[Direction] Please set out every row below as a numbered list, leaving out any blank lines.

[Task input]
--

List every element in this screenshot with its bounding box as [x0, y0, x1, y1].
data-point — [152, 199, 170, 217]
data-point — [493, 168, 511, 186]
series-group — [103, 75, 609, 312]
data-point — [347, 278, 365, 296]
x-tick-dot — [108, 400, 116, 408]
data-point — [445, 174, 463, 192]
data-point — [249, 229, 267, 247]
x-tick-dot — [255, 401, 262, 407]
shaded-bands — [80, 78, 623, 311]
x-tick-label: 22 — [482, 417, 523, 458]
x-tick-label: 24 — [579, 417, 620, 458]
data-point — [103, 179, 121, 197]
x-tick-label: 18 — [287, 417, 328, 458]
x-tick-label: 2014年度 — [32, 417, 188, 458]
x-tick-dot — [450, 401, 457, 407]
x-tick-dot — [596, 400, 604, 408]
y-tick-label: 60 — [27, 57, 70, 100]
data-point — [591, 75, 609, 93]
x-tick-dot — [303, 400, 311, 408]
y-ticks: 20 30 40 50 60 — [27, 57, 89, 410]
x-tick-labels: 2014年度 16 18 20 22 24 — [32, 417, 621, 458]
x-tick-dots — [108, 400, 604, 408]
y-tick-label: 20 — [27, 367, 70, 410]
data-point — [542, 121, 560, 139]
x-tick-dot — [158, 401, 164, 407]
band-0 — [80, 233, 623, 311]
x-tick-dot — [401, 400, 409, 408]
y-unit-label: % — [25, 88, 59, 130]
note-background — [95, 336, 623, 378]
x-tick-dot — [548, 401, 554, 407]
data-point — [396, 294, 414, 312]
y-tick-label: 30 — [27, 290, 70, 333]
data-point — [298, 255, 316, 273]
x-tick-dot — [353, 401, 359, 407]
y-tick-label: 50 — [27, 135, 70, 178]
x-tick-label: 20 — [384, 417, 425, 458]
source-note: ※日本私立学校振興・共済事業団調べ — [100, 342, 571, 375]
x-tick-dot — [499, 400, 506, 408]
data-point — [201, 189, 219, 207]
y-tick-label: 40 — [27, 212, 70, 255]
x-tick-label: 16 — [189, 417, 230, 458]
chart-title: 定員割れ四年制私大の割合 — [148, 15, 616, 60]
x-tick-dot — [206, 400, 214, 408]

--

[Completed task]
1. List every element in this screenshot with its bounding box as [x0, y0, x1, y1].
2. data-point — [152, 199, 170, 217]
3. data-point — [493, 168, 511, 186]
4. series-group — [103, 75, 609, 312]
5. data-point — [347, 278, 365, 296]
6. x-tick-dot — [108, 400, 116, 408]
7. data-point — [445, 174, 463, 192]
8. data-point — [249, 229, 267, 247]
9. x-tick-dot — [255, 401, 262, 407]
10. shaded-bands — [80, 78, 623, 311]
11. x-tick-label: 22 — [482, 417, 523, 458]
12. x-tick-label: 24 — [579, 417, 620, 458]
13. data-point — [103, 179, 121, 197]
14. x-tick-label: 18 — [287, 417, 328, 458]
15. x-tick-label: 2014年度 — [32, 417, 188, 458]
16. x-tick-dot — [450, 401, 457, 407]
17. x-tick-dot — [596, 400, 604, 408]
18. y-tick-label: 60 — [27, 57, 70, 100]
19. data-point — [591, 75, 609, 93]
20. x-tick-dot — [303, 400, 311, 408]
21. y-ticks: 20 30 40 50 60 — [27, 57, 89, 410]
22. x-tick-labels: 2014年度 16 18 20 22 24 — [32, 417, 621, 458]
23. x-tick-dots — [108, 400, 604, 408]
24. y-tick-label: 20 — [27, 367, 70, 410]
25. data-point — [542, 121, 560, 139]
26. x-tick-dot — [158, 401, 164, 407]
27. band-0 — [80, 233, 623, 311]
28. x-tick-dot — [401, 400, 409, 408]
29. y-unit-label: % — [25, 88, 59, 130]
30. note-background — [95, 336, 623, 378]
31. x-tick-dot — [548, 401, 554, 407]
32. data-point — [396, 294, 414, 312]
33. y-tick-label: 30 — [27, 290, 70, 333]
34. data-point — [298, 255, 316, 273]
35. x-tick-dot — [353, 401, 359, 407]
36. y-tick-label: 50 — [27, 135, 70, 178]
37. x-tick-label: 20 — [384, 417, 425, 458]
38. source-note: ※日本私立学校振興・共済事業団調べ — [100, 342, 571, 375]
39. x-tick-dot — [499, 400, 506, 408]
40. data-point — [201, 189, 219, 207]
41. y-tick-label: 40 — [27, 212, 70, 255]
42. x-tick-label: 16 — [189, 417, 230, 458]
43. chart-title: 定員割れ四年制私大の割合 — [148, 15, 616, 60]
44. x-tick-dot — [206, 400, 214, 408]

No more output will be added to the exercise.